JOB: Find each line with the word "Hera" and say how many there are, nothing else.

EXERCISE MATERIALS:

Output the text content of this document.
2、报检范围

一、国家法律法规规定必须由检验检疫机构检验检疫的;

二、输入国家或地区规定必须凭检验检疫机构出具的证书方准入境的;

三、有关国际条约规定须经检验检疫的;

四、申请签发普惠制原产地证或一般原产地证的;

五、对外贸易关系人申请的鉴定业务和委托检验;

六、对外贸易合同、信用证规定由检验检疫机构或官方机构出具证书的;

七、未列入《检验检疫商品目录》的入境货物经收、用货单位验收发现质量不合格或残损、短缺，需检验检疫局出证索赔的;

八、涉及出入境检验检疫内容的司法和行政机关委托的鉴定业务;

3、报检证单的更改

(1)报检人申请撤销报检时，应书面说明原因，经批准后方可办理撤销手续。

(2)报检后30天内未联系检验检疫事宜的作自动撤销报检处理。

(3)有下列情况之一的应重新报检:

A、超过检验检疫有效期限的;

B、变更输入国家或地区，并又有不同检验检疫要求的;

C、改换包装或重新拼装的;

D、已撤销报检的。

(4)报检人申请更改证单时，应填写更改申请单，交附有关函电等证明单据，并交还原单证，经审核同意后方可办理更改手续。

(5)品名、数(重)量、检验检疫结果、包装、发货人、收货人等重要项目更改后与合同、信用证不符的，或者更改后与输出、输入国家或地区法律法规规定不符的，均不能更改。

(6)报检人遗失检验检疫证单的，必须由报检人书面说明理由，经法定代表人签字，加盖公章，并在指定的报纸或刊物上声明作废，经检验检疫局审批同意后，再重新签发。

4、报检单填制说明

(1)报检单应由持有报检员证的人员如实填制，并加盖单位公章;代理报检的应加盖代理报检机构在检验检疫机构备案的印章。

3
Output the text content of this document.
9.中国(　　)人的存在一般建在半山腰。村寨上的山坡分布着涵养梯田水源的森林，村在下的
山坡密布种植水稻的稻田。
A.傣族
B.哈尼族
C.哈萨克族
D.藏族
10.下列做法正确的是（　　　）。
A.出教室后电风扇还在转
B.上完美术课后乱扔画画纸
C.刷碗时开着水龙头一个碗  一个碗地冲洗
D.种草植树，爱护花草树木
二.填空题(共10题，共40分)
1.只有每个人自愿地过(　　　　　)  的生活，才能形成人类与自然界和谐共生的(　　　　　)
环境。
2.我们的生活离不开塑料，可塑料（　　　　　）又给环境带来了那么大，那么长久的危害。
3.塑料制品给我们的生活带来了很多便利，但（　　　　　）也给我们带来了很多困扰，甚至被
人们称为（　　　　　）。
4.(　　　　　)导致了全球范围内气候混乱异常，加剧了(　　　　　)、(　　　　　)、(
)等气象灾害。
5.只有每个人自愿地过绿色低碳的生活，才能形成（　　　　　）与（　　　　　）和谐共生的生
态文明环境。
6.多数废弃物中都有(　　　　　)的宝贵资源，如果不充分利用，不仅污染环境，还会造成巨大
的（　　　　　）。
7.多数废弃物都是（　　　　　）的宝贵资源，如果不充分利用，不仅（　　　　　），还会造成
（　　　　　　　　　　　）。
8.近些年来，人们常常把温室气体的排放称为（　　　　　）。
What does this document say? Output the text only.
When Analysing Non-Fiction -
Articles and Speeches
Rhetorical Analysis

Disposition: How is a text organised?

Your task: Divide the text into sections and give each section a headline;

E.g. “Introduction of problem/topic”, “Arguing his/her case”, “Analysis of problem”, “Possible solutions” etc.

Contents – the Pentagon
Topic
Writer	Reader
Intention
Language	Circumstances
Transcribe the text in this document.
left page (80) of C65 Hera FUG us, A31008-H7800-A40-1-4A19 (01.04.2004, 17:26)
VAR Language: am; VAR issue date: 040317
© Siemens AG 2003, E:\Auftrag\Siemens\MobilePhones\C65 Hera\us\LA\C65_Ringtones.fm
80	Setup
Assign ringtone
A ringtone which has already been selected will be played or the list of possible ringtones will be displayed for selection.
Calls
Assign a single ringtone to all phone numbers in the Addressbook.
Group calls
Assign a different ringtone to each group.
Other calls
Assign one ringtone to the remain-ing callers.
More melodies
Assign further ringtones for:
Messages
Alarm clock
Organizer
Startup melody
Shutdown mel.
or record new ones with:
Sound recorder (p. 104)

OUTPUT OF THE TASK: 2